Exercise
Write out the lines starting at the beginning of the records and ending at the line containing "gauge-dot — [315, 298, 319, 302]", both ends included.

»»

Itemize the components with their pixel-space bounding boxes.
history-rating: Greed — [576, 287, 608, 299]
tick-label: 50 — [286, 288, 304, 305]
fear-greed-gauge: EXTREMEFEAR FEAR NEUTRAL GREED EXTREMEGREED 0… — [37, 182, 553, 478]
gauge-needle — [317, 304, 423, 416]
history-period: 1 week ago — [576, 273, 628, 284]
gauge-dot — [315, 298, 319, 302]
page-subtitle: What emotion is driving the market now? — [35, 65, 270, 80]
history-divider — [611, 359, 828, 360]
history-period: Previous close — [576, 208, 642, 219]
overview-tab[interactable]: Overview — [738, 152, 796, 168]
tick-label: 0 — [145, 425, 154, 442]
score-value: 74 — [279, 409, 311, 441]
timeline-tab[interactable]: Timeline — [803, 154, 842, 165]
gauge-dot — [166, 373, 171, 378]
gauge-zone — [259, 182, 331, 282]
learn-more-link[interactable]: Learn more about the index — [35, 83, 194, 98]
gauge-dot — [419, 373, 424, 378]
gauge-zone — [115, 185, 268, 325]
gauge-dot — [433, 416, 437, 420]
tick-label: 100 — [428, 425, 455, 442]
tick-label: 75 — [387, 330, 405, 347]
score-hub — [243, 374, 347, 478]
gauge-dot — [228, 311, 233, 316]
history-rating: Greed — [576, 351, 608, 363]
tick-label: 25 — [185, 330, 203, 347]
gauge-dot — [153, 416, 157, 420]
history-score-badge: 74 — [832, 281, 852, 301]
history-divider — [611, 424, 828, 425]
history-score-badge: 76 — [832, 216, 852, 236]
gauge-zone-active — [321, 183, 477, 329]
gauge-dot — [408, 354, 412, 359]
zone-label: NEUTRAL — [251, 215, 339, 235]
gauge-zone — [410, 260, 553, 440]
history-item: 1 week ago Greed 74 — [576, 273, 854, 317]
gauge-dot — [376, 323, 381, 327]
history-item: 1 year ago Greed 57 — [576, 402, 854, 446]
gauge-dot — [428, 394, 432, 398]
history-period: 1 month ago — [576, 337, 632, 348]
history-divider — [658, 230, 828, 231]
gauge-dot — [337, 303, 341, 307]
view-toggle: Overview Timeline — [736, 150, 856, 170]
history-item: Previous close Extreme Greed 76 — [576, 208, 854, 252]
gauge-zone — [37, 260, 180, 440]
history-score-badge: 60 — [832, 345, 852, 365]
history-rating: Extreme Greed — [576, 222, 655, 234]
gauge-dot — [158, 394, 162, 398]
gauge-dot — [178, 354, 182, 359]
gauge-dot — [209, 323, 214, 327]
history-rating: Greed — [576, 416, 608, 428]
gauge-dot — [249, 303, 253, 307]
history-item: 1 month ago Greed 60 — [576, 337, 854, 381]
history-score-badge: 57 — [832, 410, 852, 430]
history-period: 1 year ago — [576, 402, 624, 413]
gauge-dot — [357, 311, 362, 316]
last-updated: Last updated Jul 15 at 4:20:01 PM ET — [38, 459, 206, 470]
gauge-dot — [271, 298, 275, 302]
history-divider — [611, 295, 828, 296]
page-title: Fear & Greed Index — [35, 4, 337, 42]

««

Task solution
Itemize the components with their pixel-space bounding boxes.
history-rating: Greed — [576, 287, 608, 299]
tick-label: 50 — [286, 288, 304, 305]
fear-greed-gauge: EXTREMEFEAR FEAR NEUTRAL GREED EXTREMEGREED 0… — [37, 182, 553, 478]
gauge-needle — [317, 304, 423, 416]
history-period: 1 week ago — [576, 273, 628, 284]
gauge-dot — [315, 298, 319, 302]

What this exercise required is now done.